● What you need to do
Reproduce all records exactly.

******

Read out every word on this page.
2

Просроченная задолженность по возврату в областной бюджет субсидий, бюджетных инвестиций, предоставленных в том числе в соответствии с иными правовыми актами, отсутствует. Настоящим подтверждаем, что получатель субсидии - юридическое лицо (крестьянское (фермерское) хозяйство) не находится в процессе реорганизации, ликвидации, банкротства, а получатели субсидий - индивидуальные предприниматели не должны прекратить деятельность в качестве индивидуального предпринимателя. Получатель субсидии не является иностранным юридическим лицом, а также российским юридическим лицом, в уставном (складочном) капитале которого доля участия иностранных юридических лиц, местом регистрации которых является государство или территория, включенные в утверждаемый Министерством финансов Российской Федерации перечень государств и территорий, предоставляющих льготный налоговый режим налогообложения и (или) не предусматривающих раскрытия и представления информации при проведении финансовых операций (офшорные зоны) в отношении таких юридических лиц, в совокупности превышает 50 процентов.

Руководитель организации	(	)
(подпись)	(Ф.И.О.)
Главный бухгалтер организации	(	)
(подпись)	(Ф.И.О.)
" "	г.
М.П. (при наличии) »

******

● Written response
Read out every word on this page.
2

Просроченная задолженность по возврату в областной бюджет субсидий, бюджетных инвестиций, предоставленных в том числе в соответствии с иными правовыми актами, отсутствует. Настоящим подтверждаем, что получатель субсидии - юридическое лицо (крестьянское (фермерское) хозяйство) не находится в процессе реорганизации, ликвидации, банкротства, а получатели субсидий - индивидуальные предприниматели не должны прекратить деятельность в качестве индивидуального предпринимателя. Получатель субсидии не является иностранным юридическим лицом, а также российским юридическим лицом, в уставном (складочном) капитале которого доля участия иностранных юридических лиц, местом регистрации которых является государство или территория, включенные в утверждаемый Министерством финансов Российской Федерации перечень государств и территорий, предоставляющих льготный налоговый режим налогообложения и (или) не предусматривающих раскрытия и представления информации при проведении финансовых операций (офшорные зоны) в отношении таких юридических лиц, в совокупности превышает 50 процентов.

Руководитель организации	(	)
(подпись)	(Ф.И.О.)
Главный бухгалтер организации	(	)
(подпись)	(Ф.И.О.)
" "	г.
М.П. (при наличии) »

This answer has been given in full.